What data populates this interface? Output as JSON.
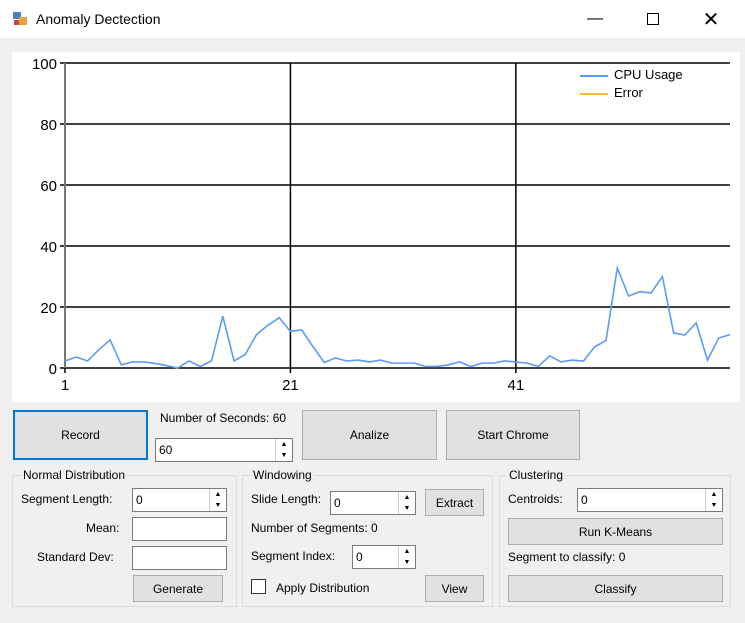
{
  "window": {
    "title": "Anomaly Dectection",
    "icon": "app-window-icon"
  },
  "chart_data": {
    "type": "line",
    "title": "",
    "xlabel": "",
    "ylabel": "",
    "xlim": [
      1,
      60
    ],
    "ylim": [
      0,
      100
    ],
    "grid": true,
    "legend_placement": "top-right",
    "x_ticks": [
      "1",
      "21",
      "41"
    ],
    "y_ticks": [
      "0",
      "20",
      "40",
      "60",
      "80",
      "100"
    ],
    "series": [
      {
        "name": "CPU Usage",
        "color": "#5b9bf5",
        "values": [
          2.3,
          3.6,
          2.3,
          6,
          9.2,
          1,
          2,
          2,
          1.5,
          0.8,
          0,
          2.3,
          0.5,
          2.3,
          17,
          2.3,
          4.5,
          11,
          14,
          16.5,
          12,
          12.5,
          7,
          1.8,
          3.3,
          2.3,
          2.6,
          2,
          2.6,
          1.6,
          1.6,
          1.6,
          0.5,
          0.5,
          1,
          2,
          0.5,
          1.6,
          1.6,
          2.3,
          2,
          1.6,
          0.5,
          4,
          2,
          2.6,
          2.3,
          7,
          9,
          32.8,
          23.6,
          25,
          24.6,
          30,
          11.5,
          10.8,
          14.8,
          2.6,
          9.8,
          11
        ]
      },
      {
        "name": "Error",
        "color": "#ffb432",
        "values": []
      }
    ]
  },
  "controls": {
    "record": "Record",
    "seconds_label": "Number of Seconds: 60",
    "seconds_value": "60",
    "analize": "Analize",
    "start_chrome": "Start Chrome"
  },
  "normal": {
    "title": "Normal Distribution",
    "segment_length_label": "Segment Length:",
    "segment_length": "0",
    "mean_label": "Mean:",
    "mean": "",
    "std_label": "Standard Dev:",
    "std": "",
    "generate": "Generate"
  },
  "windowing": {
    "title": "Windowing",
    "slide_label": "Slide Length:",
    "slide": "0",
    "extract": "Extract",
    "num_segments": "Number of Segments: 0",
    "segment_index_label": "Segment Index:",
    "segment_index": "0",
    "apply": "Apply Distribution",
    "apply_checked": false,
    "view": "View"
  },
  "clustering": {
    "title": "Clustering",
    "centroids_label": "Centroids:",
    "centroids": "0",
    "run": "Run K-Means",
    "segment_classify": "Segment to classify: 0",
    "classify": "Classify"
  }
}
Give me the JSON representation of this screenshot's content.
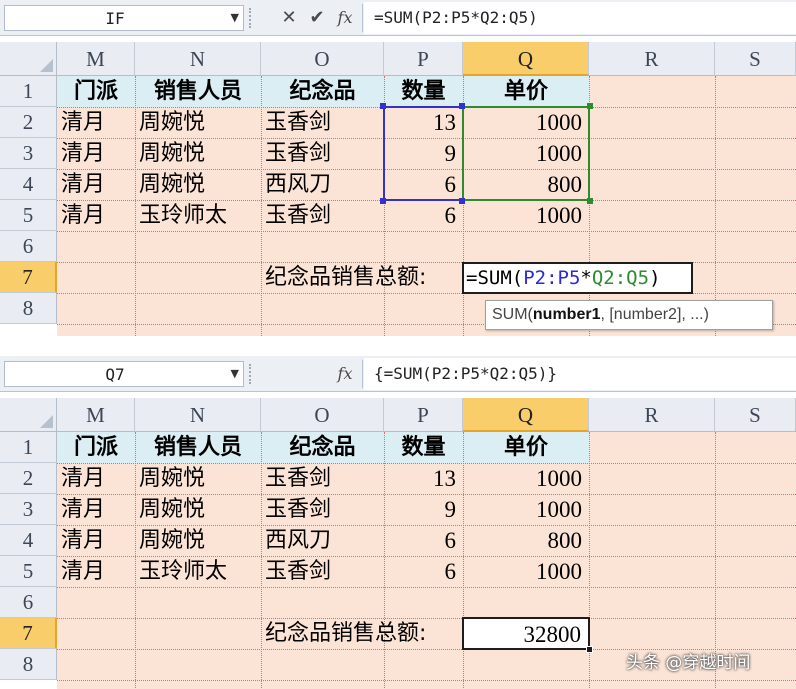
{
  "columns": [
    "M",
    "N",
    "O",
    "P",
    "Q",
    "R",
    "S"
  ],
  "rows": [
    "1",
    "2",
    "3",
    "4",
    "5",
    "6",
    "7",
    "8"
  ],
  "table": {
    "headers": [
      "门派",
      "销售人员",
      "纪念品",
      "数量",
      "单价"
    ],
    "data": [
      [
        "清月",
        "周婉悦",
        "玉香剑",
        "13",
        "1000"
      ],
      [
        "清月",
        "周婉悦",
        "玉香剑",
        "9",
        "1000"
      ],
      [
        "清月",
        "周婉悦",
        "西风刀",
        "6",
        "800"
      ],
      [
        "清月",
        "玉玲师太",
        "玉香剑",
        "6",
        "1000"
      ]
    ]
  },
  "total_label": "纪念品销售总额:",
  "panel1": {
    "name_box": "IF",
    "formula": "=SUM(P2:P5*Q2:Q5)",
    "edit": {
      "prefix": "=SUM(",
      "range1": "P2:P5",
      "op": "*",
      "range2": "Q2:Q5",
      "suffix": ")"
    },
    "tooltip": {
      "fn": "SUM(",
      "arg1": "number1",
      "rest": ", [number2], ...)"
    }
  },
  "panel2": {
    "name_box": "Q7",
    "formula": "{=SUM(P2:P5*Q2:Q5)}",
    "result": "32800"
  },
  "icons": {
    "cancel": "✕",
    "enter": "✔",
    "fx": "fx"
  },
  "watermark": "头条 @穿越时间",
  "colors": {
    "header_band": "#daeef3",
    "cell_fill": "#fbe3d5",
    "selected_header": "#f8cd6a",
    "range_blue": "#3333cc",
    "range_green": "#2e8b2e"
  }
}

-- SET TASK --
Of the lines in the records, determine how many contain the word "formula", and report that number alone.

-- RESULT OF THE TASK --
2